REQUIREMENT 1 -> In the passage on deep brain stimulation for addiction, reproduce the portion that begins at the words "There can be" and ends after "the same disease.", substituting "adverse effects" for "complications".
REQUIREMENT 2 -> Name every person the passage on deep brain stimulation for addiction cites or quotes by surname.
REQUIREMENT 3 -> Go on with the passage on deep brain stimulation for addiction, starting after its final sentence.

Deep brain stimulation is a last-resort therapy. That means before considering this surgery, patients must have tried medications and other therapies and not responded well. Who’s to say that an addict has actually exhausted all his resources before “giving up” and looking toward DBS?
There can be complications to the surgery, too—often, however, they are so minimal as to be ignored, says UCLA’s Pouratian. The biggest problem might be the fact that the surgery targets networks, which could have far-reaching effects, and addiction involves many pathways to the same disease.
The success of DBS treatment is inextricably linked to reliable feedback from the patient—what happens if an addict relapses during treatment? Or, decides that the therapy is no longer worth the effort? “Heroin- and alcohol-addicted persons are usually much more ambivalent about whether to stop using heroin or alcohol than Parkinson’s patients are about treating their movement disorders,” Hall quips.
After the surgery, there is a period that can take up to months when patients visit the hospital regularly and together with the clinician, search for the optimal settings by reporting back the changes that they observe in their symptoms. “It is a treatment that requires quite a bit from patients because it takes some time and effort to find the right settings,” Luigjes says. “Compared to other psychiatric disorders it seems especially difficult for patients with a severe chronic addiction to commit to this kind of intensive treatment. Many patients showed initial interest but stopped somewhere during the screening procedure often without giving a reason. It seems especially difficult for people who have little stability in their lives or no people around them that can support them.”
Over last five years, UCLA’s Pouratian confirms that much progress has been made in the field in beginning to recognize psychiatric diseases as diseases of abnormal circuitry in the brain, and “recognizing that we can target therapies to fix those circuits.”

(Collected data entries)
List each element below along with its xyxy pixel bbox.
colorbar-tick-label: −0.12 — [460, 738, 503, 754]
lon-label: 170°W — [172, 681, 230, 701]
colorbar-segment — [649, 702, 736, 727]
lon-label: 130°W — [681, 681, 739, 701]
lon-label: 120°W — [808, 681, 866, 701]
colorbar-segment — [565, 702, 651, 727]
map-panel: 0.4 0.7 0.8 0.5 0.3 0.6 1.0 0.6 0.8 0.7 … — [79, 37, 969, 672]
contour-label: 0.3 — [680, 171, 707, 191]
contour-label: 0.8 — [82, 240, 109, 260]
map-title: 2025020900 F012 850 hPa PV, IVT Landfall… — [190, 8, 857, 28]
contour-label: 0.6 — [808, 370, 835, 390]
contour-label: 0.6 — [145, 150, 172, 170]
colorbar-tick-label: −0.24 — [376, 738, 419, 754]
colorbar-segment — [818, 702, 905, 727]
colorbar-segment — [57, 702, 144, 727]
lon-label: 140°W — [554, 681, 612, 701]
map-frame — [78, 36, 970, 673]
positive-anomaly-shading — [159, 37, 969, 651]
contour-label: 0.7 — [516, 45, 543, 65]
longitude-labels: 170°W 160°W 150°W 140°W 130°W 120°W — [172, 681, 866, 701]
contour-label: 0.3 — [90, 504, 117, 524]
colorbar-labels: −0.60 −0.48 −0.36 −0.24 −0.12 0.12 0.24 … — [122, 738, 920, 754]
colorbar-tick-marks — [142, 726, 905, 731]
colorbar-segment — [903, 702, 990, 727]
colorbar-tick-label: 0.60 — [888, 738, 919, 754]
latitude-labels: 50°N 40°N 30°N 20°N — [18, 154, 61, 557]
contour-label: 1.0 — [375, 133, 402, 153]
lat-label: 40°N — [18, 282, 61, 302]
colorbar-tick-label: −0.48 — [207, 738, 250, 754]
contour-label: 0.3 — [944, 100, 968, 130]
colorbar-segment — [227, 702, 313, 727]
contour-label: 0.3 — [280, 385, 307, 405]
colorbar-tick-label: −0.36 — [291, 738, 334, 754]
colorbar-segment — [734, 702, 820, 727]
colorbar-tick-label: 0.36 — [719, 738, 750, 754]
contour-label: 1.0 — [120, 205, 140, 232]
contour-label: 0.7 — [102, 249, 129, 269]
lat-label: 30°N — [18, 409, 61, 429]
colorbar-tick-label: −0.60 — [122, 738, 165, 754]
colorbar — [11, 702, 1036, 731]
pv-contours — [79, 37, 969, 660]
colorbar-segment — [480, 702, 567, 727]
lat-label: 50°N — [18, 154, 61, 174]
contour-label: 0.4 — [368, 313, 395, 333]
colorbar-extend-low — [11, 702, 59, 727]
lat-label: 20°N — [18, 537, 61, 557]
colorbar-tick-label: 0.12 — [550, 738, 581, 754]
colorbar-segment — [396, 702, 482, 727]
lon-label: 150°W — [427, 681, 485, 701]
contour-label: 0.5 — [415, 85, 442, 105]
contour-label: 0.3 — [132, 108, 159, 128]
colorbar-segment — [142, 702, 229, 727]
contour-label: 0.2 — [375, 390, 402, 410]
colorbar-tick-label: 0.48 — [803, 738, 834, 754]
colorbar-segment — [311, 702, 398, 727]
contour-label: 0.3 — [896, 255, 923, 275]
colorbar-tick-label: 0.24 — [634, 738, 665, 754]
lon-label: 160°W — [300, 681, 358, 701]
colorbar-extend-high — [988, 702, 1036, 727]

ANSWER AREA 1 ->
There can be adverse effects to the surgery, too—often, however, they are so minimal as to be ignored, says UCLA’s Pouratian. The biggest problem might be the fact that the surgery targets networks, which could have far-reaching effects, and addiction involves many pathways to the same disease.

ANSWER AREA 2 -> Pouratian, Hall, Luigjes

ANSWER AREA 3 ->
However, proving efficacy will be the hardest part for making DBS a mainstream treatment for addiction. Because they had a lot of difficulties recruiting patients for the trial, Luigjes questions “the feasibility of larger trials and establishing [DBS’] efficacy,” she says. “I am not sure if it will be a definite treatment, however if so, I think it will not be in the near future.”
Hall sees it being trialed for other intractable psychiatric disorders. OCD seems of most interest at the moment. He says that interest has declined for using DBS for depression because of poor trial results, but it could be resuscitated if more promising sites of stimulation are identified. “I would predict that if DBS is used for addiction in the future it will only be used in a minority of patients and will remain a niche treatment for addiction rather than becoming a mainstay form of treatment as it looks like it’s becoming for Parkinson’s disease and other movement disorders.”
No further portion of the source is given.